- What to produce -
Your task is to count the lines of the entries below that include the word "account" and to give only the resulting number.

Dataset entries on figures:
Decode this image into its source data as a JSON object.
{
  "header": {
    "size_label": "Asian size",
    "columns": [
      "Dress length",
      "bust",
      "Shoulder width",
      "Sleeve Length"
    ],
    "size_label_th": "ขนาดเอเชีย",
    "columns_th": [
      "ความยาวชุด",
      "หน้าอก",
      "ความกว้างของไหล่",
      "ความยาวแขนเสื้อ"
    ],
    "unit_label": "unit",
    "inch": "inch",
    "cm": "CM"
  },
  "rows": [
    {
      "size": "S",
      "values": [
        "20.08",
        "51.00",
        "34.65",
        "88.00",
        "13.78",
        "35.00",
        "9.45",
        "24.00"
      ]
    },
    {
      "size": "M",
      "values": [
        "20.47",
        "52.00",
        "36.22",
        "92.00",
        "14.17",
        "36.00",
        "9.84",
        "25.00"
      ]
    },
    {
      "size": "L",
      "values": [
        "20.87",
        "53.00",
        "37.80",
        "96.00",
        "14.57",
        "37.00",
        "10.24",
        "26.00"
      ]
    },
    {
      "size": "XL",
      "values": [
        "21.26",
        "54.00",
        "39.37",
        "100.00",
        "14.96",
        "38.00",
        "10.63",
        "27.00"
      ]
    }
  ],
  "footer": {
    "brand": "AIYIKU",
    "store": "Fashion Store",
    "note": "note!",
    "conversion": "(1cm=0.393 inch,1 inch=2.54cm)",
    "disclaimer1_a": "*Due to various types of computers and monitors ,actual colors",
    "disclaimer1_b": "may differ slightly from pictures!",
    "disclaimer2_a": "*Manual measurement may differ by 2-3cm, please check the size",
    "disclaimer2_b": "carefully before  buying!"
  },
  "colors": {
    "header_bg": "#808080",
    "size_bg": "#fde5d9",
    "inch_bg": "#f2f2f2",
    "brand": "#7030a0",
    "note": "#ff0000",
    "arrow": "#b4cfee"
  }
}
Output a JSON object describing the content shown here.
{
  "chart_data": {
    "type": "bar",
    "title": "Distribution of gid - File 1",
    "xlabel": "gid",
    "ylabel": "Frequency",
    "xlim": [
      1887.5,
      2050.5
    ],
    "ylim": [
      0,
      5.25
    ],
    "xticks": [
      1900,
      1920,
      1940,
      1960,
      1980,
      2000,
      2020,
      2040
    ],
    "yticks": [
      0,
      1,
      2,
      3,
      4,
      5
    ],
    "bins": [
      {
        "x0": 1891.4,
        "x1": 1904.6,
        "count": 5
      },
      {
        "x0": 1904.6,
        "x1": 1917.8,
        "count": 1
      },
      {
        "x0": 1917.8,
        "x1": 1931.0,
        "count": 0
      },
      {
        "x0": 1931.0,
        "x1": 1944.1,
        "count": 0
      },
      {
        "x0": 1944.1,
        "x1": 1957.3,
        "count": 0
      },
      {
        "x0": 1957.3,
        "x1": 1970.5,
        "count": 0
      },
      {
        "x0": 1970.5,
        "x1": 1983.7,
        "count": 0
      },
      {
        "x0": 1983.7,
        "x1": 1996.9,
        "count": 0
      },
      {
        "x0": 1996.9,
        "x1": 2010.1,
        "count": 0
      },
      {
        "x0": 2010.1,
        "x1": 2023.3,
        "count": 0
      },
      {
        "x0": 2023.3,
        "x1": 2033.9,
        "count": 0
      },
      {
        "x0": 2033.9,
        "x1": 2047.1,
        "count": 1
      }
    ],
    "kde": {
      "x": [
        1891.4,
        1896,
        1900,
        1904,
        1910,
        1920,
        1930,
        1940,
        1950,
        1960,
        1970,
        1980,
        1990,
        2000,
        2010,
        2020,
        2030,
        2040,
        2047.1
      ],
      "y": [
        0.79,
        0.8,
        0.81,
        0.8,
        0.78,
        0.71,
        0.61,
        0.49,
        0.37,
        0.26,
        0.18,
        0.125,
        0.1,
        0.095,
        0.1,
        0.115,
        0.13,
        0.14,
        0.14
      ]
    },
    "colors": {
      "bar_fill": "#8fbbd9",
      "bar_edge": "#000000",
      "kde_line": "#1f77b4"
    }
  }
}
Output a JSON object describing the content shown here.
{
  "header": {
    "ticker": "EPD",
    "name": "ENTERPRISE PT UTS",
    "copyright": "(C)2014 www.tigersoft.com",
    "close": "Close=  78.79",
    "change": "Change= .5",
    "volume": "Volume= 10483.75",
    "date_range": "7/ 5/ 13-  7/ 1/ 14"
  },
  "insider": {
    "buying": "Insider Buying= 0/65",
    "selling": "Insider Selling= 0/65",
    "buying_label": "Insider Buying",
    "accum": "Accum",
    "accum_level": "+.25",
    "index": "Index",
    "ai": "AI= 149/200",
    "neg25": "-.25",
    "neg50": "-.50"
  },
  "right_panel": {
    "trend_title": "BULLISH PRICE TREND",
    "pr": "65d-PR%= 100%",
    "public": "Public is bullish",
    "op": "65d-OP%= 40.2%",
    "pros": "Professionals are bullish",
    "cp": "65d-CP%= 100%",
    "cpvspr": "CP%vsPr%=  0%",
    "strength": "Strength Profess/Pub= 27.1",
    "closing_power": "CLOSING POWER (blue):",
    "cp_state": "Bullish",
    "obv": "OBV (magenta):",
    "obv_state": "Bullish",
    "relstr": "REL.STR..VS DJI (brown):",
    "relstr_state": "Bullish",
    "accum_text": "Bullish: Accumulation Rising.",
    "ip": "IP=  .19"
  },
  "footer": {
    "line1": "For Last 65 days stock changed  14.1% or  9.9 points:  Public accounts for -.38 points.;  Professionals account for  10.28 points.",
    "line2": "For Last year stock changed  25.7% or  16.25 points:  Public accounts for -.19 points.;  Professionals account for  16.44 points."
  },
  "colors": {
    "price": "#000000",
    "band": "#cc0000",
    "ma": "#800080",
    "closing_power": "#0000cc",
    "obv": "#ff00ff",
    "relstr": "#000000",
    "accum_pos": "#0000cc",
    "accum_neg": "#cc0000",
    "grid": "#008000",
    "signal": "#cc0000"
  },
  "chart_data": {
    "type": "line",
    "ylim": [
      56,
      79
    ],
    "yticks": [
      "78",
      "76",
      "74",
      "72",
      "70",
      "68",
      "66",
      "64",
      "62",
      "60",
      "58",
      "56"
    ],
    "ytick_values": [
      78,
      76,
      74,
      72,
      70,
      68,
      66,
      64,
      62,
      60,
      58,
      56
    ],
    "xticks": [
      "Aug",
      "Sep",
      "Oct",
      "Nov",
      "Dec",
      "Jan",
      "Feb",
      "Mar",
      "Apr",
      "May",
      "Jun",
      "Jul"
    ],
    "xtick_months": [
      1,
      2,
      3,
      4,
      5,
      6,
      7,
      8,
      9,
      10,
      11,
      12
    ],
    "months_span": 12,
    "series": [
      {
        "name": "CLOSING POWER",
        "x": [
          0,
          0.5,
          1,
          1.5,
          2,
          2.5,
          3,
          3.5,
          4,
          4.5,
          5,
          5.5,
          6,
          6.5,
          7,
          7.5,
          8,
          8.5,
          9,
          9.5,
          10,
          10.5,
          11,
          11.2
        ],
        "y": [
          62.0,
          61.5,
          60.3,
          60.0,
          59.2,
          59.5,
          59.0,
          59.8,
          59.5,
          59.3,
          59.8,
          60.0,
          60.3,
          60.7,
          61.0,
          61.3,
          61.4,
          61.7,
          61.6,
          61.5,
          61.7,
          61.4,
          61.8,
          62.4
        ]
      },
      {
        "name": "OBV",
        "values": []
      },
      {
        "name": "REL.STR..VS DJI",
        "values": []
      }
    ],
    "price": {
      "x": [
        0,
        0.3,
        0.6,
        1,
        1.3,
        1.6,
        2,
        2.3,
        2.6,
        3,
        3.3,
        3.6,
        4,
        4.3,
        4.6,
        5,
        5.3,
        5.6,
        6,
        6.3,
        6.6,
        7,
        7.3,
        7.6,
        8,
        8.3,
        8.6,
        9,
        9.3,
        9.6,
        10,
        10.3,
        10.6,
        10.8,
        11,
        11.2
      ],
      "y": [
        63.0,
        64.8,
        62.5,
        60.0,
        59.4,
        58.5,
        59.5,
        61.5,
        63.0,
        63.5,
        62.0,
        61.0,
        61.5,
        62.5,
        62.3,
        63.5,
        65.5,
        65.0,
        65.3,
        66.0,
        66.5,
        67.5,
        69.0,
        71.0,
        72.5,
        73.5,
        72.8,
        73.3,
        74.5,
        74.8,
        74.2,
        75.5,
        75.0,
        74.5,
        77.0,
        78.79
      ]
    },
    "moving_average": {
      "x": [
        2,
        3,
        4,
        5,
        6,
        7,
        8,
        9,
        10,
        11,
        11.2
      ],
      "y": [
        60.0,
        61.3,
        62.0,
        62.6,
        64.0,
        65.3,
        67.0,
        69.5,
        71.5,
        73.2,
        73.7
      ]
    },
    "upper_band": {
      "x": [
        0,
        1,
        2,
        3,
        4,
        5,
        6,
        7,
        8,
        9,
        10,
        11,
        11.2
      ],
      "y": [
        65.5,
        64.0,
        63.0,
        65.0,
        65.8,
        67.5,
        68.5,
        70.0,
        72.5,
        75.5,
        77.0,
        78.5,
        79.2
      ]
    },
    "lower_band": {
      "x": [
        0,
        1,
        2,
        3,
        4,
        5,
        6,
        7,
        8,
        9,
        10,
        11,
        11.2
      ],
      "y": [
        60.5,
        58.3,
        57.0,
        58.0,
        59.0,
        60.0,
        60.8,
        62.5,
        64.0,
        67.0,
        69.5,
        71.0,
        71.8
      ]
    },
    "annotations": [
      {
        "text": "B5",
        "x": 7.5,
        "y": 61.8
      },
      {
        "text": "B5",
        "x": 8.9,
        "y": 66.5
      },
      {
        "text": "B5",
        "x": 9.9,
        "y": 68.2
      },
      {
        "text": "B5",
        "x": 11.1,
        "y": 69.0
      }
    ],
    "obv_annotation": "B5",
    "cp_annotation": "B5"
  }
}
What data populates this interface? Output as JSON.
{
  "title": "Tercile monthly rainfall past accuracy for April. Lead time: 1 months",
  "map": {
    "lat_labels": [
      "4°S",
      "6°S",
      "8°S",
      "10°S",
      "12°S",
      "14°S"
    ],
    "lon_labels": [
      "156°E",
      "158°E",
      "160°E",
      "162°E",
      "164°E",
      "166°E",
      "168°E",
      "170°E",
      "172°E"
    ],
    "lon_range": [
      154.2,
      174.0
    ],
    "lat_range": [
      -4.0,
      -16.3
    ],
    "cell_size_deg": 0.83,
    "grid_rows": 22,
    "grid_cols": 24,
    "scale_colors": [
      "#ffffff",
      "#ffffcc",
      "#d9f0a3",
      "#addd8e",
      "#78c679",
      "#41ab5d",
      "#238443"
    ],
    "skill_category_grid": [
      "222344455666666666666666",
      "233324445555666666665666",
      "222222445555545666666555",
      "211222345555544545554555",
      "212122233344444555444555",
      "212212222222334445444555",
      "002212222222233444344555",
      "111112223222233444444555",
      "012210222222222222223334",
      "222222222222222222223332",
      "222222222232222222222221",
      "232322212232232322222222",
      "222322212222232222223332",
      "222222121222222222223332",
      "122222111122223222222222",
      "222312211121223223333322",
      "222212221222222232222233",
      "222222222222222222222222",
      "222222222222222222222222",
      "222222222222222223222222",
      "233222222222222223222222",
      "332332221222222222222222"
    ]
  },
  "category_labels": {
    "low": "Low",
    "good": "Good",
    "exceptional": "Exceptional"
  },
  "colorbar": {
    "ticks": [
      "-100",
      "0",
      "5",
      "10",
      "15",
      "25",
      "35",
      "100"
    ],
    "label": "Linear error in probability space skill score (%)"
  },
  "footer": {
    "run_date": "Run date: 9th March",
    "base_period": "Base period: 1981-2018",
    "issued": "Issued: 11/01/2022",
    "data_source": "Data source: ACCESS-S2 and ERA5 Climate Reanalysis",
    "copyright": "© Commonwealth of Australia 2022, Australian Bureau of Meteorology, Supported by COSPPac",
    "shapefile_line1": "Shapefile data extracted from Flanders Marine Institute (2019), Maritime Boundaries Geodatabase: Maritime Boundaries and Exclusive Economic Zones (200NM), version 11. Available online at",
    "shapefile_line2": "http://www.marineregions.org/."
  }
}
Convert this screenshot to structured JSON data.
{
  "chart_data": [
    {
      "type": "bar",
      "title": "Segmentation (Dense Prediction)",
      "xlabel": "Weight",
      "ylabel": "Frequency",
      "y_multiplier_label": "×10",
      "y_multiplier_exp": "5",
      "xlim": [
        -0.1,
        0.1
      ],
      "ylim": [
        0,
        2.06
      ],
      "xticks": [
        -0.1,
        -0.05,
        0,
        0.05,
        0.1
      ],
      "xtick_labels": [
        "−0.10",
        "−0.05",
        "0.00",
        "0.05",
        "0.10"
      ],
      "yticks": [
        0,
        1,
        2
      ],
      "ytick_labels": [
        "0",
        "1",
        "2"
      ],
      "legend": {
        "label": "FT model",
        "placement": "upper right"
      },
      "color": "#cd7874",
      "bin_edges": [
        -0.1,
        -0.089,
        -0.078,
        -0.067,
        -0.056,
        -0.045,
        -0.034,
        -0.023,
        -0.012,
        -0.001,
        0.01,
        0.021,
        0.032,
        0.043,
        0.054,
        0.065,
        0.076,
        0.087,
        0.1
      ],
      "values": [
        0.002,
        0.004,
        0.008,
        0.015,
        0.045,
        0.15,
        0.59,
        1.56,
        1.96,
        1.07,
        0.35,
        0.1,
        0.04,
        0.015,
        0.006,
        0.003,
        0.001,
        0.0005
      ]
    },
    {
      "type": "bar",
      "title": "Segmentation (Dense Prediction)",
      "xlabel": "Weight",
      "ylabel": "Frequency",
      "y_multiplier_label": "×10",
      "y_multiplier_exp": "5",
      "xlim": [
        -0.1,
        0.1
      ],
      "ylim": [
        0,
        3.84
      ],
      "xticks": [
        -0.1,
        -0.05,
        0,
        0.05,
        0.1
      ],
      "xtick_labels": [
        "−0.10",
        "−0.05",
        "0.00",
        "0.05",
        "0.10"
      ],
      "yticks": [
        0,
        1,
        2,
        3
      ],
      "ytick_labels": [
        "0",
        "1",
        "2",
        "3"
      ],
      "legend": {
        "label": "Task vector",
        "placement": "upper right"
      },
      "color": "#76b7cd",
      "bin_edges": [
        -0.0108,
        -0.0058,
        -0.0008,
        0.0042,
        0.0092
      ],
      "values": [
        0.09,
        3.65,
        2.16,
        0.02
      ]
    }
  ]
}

- Result of the exercise -
2